§ **Figure content listings**:
----------

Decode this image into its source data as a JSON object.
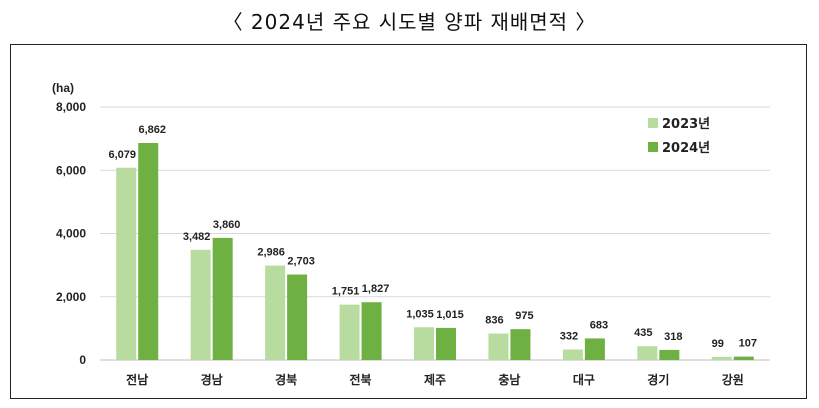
{
  "title": "〈 2024년 주요 시도별 양파 재배면적 〉",
  "colors": {
    "series2023": "#b8dba0",
    "series2024": "#6fb043",
    "grid": "#d9d9d9"
  },
  "chart_data": {
    "type": "bar",
    "unit_label": "(ha)",
    "categories": [
      "전남",
      "경남",
      "경북",
      "전북",
      "제주",
      "충남",
      "대구",
      "경기",
      "강원"
    ],
    "series": [
      {
        "name": "2023년",
        "values": [
          6079,
          3482,
          2986,
          1751,
          1035,
          836,
          332,
          435,
          99
        ],
        "labels": [
          "6,079",
          "3,482",
          "2,986",
          "1,751",
          "1,035",
          "836",
          "332",
          "435",
          "99"
        ]
      },
      {
        "name": "2024년",
        "values": [
          6862,
          3860,
          2703,
          1827,
          1015,
          975,
          683,
          318,
          107
        ],
        "labels": [
          "6,862",
          "3,860",
          "2,703",
          "1,827",
          "1,015",
          "975",
          "683",
          "318",
          "107"
        ]
      }
    ],
    "ylim": [
      0,
      8000
    ],
    "yticks": [
      0,
      2000,
      4000,
      6000,
      8000
    ],
    "ytick_labels": [
      "0",
      "2,000",
      "4,000",
      "6,000",
      "8,000"
    ],
    "grid": true,
    "legend_position": "top-right"
  }
}
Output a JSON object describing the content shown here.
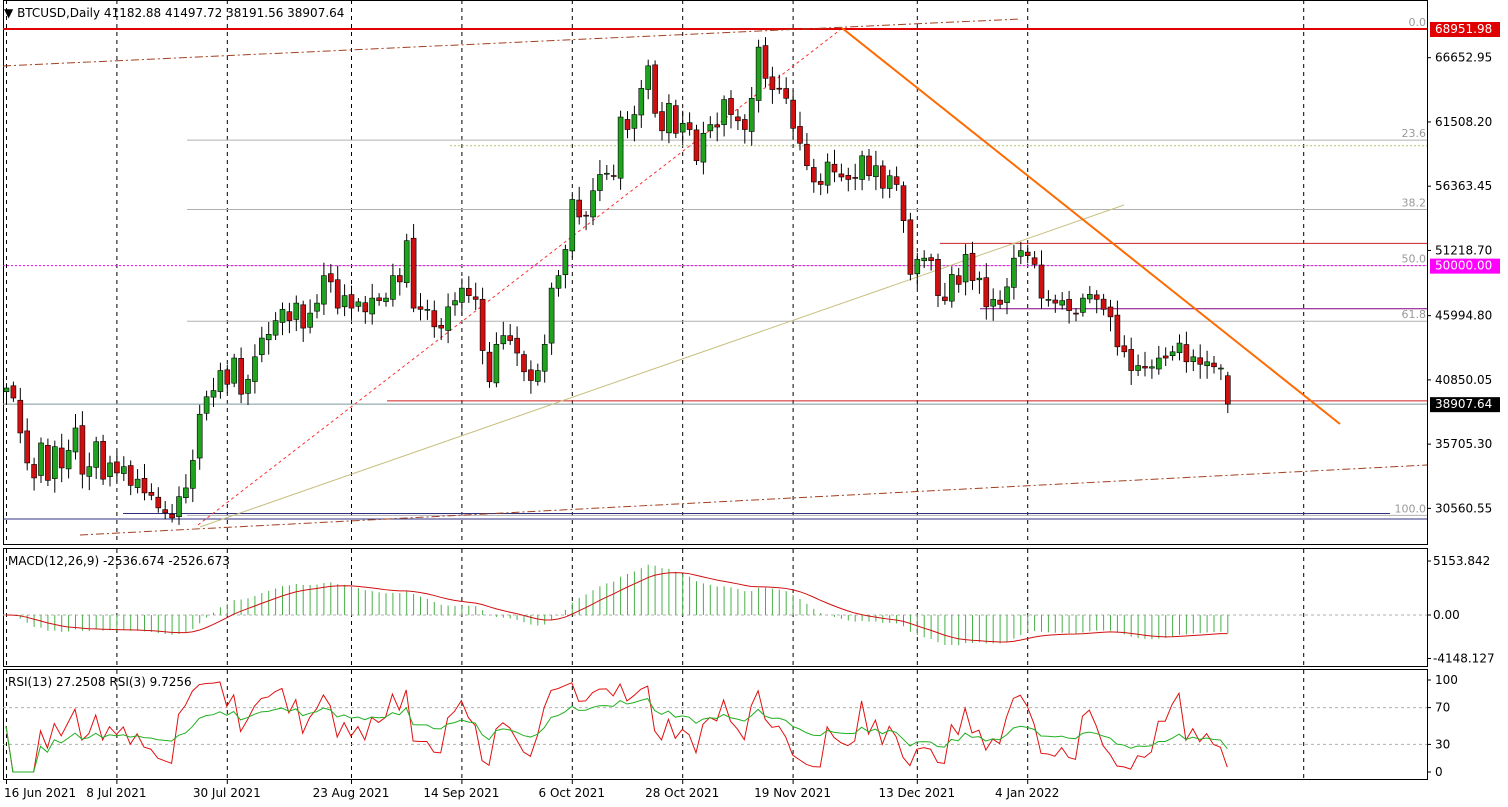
{
  "header": {
    "main": "BTCUSD,Daily  41182.88 41497.72 38191.56 38907.64",
    "macd": "MACD(12,26,9) -2536.674 -2526.673",
    "rsi": "RSI(13) 27.2508  RSI(3) 9.7256"
  },
  "chart_data": {
    "type": "candlestick",
    "symbol": "BTCUSD",
    "timeframe": "Daily",
    "last_ohlc": {
      "open": 41182.88,
      "high": 41497.72,
      "low": 38191.56,
      "close": 38907.64
    },
    "price_ticks": [
      "66652.95",
      "61508.20",
      "56363.45",
      "51218.70",
      "45994.80",
      "40850.05",
      "35705.30",
      "30560.55"
    ],
    "price_tick_values": [
      66652.95,
      61508.2,
      56363.45,
      51218.7,
      45994.8,
      40850.05,
      35705.3,
      30560.55
    ],
    "price_labels": [
      {
        "text": "68951.98",
        "value": 68951.98,
        "bg": "#e00000"
      },
      {
        "text": "50000.00",
        "value": 50000.0,
        "bg": "#ff00ff"
      },
      {
        "text": "38907.64",
        "value": 38907.64,
        "bg": "#000000"
      }
    ],
    "x_labels": [
      {
        "text": "16 Jun 2021",
        "idx": 0
      },
      {
        "text": "8 Jul 2021",
        "idx": 16
      },
      {
        "text": "30 Jul 2021",
        "idx": 32
      },
      {
        "text": "23 Aug 2021",
        "idx": 50
      },
      {
        "text": "14 Sep 2021",
        "idx": 66
      },
      {
        "text": "6 Oct 2021",
        "idx": 82
      },
      {
        "text": "28 Oct 2021",
        "idx": 98
      },
      {
        "text": "19 Nov 2021",
        "idx": 114
      },
      {
        "text": "13 Dec 2021",
        "idx": 132
      },
      {
        "text": "4 Jan 2022",
        "idx": 148
      }
    ],
    "fib_levels": [
      "0.0",
      "23.6",
      "38.2",
      "50.0",
      "61.8",
      "100.0"
    ],
    "fib_values": [
      68951.98,
      60050,
      54500,
      50000,
      45550,
      30000
    ],
    "closes": [
      40200,
      39400,
      36600,
      34200,
      33000,
      35800,
      32800,
      35500,
      33800,
      35200,
      37000,
      33300,
      33900,
      35900,
      32900,
      34200,
      33400,
      33900,
      32400,
      32900,
      31800,
      31600,
      30600,
      30200,
      29800,
      31500,
      32200,
      34400,
      38100,
      39500,
      40000,
      41600,
      40500,
      42600,
      39700,
      40900,
      42700,
      44200,
      44500,
      45600,
      46500,
      45600,
      47000,
      45000,
      46200,
      47000,
      49200,
      48700,
      46600,
      47600,
      46600,
      47100,
      46300,
      47400,
      47200,
      47400,
      49200,
      48700,
      52000,
      46600,
      46500,
      46500,
      45100,
      45000,
      46700,
      47200,
      48200,
      47600,
      47300,
      43200,
      40700,
      43700,
      44400,
      44000,
      43000,
      41500,
      40800,
      41600,
      43700,
      48200,
      49200,
      51300,
      55300,
      53900,
      54000,
      56000,
      57300,
      57400,
      57200,
      61900,
      60900,
      62100,
      64200,
      66000,
      62200,
      60800,
      63000,
      60600,
      61400,
      60900,
      58400,
      60600,
      61300,
      61100,
      63300,
      62100,
      61600,
      60900,
      63400,
      67500,
      65000,
      64100,
      64200,
      63400,
      61000,
      59800,
      58000,
      56700,
      56500,
      58300,
      57500,
      57100,
      56900,
      57000,
      58800,
      57200,
      58000,
      56200,
      57200,
      56500,
      53600,
      49300,
      50500,
      50600,
      50400,
      47600,
      47200,
      49300,
      48500,
      50900,
      48800,
      49000,
      46700,
      47300,
      46900,
      48300,
      50600,
      51200,
      50800,
      50100,
      47400,
      47300,
      47000,
      47200,
      46400,
      46200,
      47400,
      47700,
      47300,
      46500,
      45900,
      43500,
      43100,
      41600,
      42000,
      41800,
      41900,
      42600,
      42600,
      43100,
      43800,
      42300,
      42700,
      42100,
      42300,
      41900,
      41800,
      38900
    ],
    "indicators": {
      "macd_ticks": [
        "5153.842",
        "0.00",
        "-4148.127"
      ],
      "macd_tick_values": [
        5153.842,
        0,
        -4148.127
      ],
      "macd_last": -2536.674,
      "signal_last": -2526.673,
      "rsi_ticks": [
        "100",
        "70",
        "30",
        "0"
      ],
      "rsi_tick_values": [
        100,
        70,
        30,
        0
      ],
      "rsi13_last": 27.2508,
      "rsi3_last": 9.7256
    }
  }
}
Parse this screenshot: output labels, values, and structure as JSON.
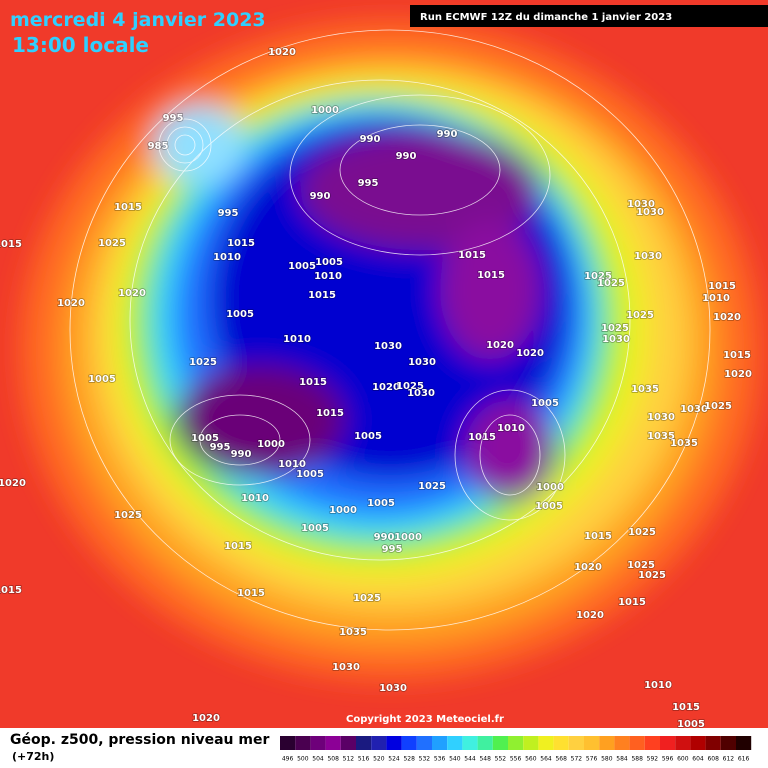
{
  "header": {
    "date": "mercredi 4 janvier 2023",
    "time": "13:00 locale",
    "run": "Run ECMWF 12Z du dimanche 1 janvier 2023"
  },
  "copyright": "Copyright 2023 Meteociel.fr",
  "legend": {
    "title": "Géop. z500, pression niveau mer",
    "subtitle": "(+72h)",
    "scale": [
      496,
      500,
      504,
      508,
      512,
      516,
      520,
      524,
      528,
      532,
      536,
      540,
      544,
      548,
      552,
      556,
      560,
      564,
      568,
      572,
      576,
      580,
      584,
      588,
      592,
      596,
      600,
      604,
      608,
      612,
      616
    ],
    "colors": [
      "#2a0030",
      "#4a0050",
      "#6e007a",
      "#8c0096",
      "#5a0066",
      "#1a1a80",
      "#2020b0",
      "#0000e0",
      "#1040ff",
      "#2070ff",
      "#20a0ff",
      "#30d0ff",
      "#40f0e0",
      "#40f0a0",
      "#50f050",
      "#90f030",
      "#c0f020",
      "#f0f020",
      "#ffe030",
      "#ffd040",
      "#ffc030",
      "#ffa020",
      "#ff8020",
      "#ff6020",
      "#ff4020",
      "#f02020",
      "#d01010",
      "#b00000",
      "#800000",
      "#500000",
      "#200000"
    ]
  },
  "isobar_labels": [
    1020,
    1000,
    995,
    985,
    990,
    990,
    990,
    995,
    990,
    1015,
    995,
    1015,
    1025,
    1015,
    1010,
    1005,
    1005,
    1010,
    1015,
    1020,
    1020,
    1005,
    1030,
    1030,
    1010,
    1025,
    1005,
    1015,
    1020,
    1025,
    1030,
    1015,
    1005,
    995,
    990,
    1000,
    1010,
    1005,
    1005,
    1020,
    1025,
    1010,
    1000,
    1005,
    1005,
    990,
    1000,
    995,
    1015,
    1015,
    1015,
    1025,
    1035,
    1030,
    1030,
    1020,
    1025,
    1015,
    1010,
    1005,
    1000,
    1005,
    1020,
    1020,
    1015,
    1015,
    1030,
    1030,
    1030,
    1025,
    1025,
    1015,
    1010,
    1020,
    1025,
    1025,
    1030,
    1015,
    1020,
    1035,
    1030,
    1030,
    1025,
    1035,
    1035,
    1015,
    1025,
    1020,
    1025,
    1025,
    1020,
    1015,
    1010,
    1015,
    1005
  ]
}
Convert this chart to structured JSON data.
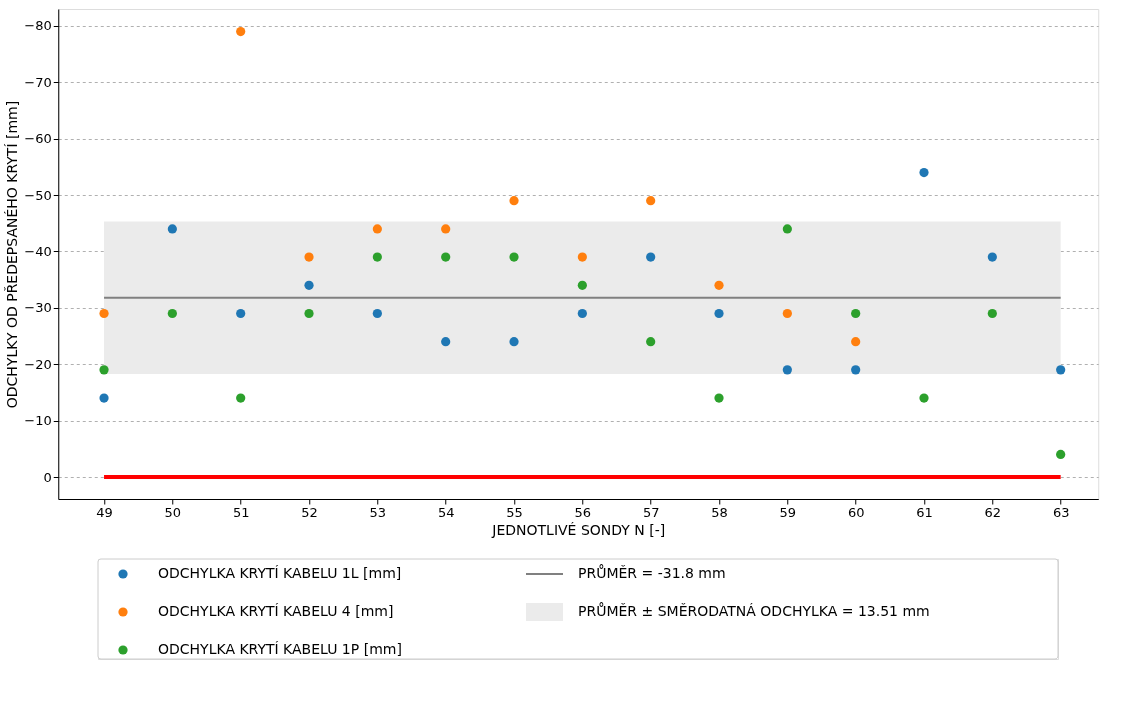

----------

§ **OBJECTIVE**: List every line in the records above that contains the word "Daily".

§ **ANSWER TO THIS EXERCISE**:
    "main": "BTCUSD,Daily  41182.88 41497.72 38191.56 38907.64",
    "timeframe": "Daily",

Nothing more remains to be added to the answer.